* START Given records *
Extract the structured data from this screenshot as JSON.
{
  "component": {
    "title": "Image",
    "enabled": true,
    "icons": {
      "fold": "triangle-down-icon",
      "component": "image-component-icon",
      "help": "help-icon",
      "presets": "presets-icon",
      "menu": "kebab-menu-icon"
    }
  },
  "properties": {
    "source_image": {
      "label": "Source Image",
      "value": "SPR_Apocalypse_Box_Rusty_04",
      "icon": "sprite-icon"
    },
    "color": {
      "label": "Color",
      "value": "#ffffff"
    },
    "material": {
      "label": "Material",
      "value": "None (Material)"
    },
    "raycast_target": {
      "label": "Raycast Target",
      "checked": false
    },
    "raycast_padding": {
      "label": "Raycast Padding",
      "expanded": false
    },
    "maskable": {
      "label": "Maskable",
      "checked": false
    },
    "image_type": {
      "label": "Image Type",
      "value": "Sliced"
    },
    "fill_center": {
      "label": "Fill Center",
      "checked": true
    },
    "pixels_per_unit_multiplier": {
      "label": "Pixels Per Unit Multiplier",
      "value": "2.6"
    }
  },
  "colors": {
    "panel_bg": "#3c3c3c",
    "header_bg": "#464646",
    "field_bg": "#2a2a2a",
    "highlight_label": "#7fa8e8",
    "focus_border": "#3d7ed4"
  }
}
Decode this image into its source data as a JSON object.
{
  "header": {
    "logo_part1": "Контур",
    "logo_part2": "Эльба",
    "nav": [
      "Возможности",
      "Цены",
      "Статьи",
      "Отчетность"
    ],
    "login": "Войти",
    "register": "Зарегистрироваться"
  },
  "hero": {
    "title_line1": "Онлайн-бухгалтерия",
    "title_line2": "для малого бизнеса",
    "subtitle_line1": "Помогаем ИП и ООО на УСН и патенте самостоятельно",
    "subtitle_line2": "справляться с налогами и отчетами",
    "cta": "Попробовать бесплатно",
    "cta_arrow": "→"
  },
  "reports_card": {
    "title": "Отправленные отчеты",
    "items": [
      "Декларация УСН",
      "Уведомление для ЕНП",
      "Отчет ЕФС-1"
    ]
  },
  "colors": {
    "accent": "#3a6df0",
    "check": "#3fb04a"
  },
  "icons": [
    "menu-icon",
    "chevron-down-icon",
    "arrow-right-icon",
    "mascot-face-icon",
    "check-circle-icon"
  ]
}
* END Given records *
What is expected: Give all the entries again exactly; leave none out.

The solution:
Extract the structured data from this screenshot as JSON.
{
  "component": {
    "title": "Image",
    "enabled": true,
    "icons": {
      "fold": "triangle-down-icon",
      "component": "image-component-icon",
      "help": "help-icon",
      "presets": "presets-icon",
      "menu": "kebab-menu-icon"
    }
  },
  "properties": {
    "source_image": {
      "label": "Source Image",
      "value": "SPR_Apocalypse_Box_Rusty_04",
      "icon": "sprite-icon"
    },
    "color": {
      "label": "Color",
      "value": "#ffffff"
    },
    "material": {
      "label": "Material",
      "value": "None (Material)"
    },
    "raycast_target": {
      "label": "Raycast Target",
      "checked": false
    },
    "raycast_padding": {
      "label": "Raycast Padding",
      "expanded": false
    },
    "maskable": {
      "label": "Maskable",
      "checked": false
    },
    "image_type": {
      "label": "Image Type",
      "value": "Sliced"
    },
    "fill_center": {
      "label": "Fill Center",
      "checked": true
    },
    "pixels_per_unit_multiplier": {
      "label": "Pixels Per Unit Multiplier",
      "value": "2.6"
    }
  },
  "colors": {
    "panel_bg": "#3c3c3c",
    "header_bg": "#464646",
    "field_bg": "#2a2a2a",
    "highlight_label": "#7fa8e8",
    "focus_border": "#3d7ed4"
  }
}
Decode this image into its source data as a JSON object.
{
  "header": {
    "logo_part1": "Контур",
    "logo_part2": "Эльба",
    "nav": [
      "Возможности",
      "Цены",
      "Статьи",
      "Отчетность"
    ],
    "login": "Войти",
    "register": "Зарегистрироваться"
  },
  "hero": {
    "title_line1": "Онлайн-бухгалтерия",
    "title_line2": "для малого бизнеса",
    "subtitle_line1": "Помогаем ИП и ООО на УСН и патенте самостоятельно",
    "subtitle_line2": "справляться с налогами и отчетами",
    "cta": "Попробовать бесплатно",
    "cta_arrow": "→"
  },
  "reports_card": {
    "title": "Отправленные отчеты",
    "items": [
      "Декларация УСН",
      "Уведомление для ЕНП",
      "Отчет ЕФС-1"
    ]
  },
  "colors": {
    "accent": "#3a6df0",
    "check": "#3fb04a"
  },
  "icons": [
    "menu-icon",
    "chevron-down-icon",
    "arrow-right-icon",
    "mascot-face-icon",
    "check-circle-icon"
  ]
}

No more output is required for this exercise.